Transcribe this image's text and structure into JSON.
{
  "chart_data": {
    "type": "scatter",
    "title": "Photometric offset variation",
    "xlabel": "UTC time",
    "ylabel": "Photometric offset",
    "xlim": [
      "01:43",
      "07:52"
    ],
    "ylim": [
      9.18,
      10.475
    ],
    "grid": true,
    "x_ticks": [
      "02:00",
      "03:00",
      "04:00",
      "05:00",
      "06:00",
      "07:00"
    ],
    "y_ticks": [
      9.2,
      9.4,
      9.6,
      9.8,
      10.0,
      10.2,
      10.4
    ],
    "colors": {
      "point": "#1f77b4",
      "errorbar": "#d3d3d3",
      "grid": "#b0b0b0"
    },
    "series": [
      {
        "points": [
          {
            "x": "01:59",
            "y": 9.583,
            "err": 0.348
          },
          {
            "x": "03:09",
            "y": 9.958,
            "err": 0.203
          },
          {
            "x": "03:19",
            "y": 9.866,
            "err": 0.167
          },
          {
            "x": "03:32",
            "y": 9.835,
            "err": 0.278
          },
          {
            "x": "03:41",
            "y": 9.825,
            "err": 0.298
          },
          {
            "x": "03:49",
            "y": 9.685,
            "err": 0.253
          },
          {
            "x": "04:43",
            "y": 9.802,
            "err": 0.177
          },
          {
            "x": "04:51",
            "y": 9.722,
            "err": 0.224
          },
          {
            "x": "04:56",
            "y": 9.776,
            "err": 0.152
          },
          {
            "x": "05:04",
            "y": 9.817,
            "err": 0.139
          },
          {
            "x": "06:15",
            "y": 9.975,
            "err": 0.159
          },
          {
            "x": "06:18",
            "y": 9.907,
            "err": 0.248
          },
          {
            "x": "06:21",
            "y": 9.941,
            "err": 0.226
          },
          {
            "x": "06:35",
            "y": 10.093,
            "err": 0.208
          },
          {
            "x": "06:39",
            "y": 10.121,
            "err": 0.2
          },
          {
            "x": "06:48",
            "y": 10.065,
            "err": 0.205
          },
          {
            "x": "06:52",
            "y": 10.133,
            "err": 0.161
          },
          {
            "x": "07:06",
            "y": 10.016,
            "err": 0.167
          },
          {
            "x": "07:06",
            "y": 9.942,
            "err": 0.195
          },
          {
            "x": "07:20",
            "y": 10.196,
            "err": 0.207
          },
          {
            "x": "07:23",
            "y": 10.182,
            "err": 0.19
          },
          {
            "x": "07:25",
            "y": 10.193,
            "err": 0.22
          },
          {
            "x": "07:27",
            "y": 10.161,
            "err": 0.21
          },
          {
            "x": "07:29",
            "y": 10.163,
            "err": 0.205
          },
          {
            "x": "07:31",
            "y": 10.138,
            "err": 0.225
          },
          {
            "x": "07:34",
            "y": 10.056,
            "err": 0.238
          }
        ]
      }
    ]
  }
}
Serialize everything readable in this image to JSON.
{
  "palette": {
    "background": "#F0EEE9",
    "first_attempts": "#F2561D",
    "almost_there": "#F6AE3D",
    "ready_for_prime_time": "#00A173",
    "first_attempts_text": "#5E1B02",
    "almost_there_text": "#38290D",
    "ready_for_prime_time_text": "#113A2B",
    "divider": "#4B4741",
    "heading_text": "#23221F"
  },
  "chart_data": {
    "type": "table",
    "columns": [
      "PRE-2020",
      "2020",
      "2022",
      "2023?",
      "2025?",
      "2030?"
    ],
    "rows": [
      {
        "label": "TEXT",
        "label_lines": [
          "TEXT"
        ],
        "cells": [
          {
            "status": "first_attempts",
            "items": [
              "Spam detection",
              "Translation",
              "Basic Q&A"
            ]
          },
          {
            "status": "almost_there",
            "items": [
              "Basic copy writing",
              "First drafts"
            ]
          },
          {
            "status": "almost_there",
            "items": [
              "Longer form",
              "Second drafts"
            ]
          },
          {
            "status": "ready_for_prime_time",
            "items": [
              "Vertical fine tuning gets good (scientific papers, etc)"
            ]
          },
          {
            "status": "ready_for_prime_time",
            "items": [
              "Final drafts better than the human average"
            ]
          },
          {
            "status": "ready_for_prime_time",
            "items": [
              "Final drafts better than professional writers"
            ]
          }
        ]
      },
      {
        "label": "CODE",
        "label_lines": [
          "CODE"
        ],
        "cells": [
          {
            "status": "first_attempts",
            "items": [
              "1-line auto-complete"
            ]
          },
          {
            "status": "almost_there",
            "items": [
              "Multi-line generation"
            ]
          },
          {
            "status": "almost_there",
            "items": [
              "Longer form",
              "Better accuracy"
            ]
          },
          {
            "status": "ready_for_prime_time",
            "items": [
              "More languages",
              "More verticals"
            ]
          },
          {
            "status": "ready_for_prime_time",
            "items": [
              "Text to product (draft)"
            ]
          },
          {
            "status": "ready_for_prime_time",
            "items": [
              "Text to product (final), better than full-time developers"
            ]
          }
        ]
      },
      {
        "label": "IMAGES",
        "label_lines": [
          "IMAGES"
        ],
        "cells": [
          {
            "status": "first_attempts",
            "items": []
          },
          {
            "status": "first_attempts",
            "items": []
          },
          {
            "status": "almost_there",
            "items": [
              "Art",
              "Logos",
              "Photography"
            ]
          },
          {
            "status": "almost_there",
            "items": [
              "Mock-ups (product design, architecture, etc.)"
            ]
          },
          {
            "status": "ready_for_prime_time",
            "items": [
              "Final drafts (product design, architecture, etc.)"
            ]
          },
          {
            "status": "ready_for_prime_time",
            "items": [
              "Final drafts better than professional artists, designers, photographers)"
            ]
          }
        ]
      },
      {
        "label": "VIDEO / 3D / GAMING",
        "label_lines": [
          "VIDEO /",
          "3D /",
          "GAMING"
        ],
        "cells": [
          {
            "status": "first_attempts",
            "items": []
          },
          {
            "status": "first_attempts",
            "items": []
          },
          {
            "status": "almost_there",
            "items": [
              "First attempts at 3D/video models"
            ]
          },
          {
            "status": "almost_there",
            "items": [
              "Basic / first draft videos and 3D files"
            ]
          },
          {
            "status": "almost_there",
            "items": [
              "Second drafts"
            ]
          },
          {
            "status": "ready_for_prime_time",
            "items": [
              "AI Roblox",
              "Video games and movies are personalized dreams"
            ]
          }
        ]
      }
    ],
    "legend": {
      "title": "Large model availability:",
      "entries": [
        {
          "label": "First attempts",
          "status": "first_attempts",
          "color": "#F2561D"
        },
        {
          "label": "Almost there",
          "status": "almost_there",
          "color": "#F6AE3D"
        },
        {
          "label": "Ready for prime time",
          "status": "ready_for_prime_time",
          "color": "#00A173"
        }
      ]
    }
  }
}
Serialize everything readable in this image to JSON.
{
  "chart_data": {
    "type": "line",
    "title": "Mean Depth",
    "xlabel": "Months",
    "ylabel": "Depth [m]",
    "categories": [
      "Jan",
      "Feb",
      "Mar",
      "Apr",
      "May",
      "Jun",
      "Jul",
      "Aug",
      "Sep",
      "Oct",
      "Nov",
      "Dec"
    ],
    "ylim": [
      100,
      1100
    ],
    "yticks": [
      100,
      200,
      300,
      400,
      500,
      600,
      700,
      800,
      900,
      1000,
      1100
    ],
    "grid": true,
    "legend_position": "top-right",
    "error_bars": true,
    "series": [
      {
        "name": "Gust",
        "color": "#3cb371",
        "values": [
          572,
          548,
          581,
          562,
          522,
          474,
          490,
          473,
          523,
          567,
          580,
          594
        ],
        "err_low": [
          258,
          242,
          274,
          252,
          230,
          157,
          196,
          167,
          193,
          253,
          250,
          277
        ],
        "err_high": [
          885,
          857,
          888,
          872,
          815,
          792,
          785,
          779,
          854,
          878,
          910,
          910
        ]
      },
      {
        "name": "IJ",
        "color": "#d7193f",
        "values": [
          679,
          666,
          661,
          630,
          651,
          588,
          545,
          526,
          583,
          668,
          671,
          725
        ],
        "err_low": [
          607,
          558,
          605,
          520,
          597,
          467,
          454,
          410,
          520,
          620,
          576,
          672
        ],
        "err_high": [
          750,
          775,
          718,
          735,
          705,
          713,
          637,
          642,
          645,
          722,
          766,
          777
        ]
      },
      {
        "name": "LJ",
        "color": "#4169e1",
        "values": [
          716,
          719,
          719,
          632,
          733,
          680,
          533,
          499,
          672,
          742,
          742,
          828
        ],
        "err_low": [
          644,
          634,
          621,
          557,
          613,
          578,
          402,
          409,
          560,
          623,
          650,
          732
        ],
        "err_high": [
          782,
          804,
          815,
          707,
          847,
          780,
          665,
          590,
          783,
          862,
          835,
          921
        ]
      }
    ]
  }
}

:::::

- [EXERCISE PROMPT] Where a line above includes "Photometric", copy that line.

- [ANSWER IN FULL]
    "title": "Photometric offset variation",
    "ylabel": "Photometric offset",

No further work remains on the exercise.